Dataset entries:
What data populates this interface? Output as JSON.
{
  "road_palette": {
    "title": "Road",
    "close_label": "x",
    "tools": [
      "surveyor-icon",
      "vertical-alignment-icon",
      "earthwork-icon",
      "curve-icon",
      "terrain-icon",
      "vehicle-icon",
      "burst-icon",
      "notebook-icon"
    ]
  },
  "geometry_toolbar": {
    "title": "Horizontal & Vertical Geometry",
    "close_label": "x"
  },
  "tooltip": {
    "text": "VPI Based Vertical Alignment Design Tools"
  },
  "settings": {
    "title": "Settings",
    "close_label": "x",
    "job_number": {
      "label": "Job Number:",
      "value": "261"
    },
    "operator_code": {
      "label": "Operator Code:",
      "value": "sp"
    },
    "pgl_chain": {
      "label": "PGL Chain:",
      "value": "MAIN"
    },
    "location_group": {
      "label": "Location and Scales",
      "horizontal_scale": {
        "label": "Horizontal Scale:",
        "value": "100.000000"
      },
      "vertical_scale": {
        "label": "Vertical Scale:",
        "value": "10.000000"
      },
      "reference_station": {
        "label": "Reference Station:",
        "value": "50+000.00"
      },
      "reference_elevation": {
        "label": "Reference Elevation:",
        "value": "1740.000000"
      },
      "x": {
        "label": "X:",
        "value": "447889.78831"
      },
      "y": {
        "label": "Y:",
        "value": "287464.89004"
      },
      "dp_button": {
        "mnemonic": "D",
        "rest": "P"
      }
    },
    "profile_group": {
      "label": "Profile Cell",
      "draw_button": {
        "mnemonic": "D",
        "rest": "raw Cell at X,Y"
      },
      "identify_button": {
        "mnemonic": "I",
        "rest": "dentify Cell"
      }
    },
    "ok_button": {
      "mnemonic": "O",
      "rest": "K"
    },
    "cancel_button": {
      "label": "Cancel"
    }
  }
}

Exercise goal: Which lines include the word "value"? Copy every one of them.

Exercise response:
      "value": "261"
      "value": "sp"
      "value": "MAIN"
        "value": "100.000000"
        "value": "10.000000"
        "value": "50+000.00"
        "value": "1740.000000"
        "value": "447889.78831"
        "value": "287464.89004"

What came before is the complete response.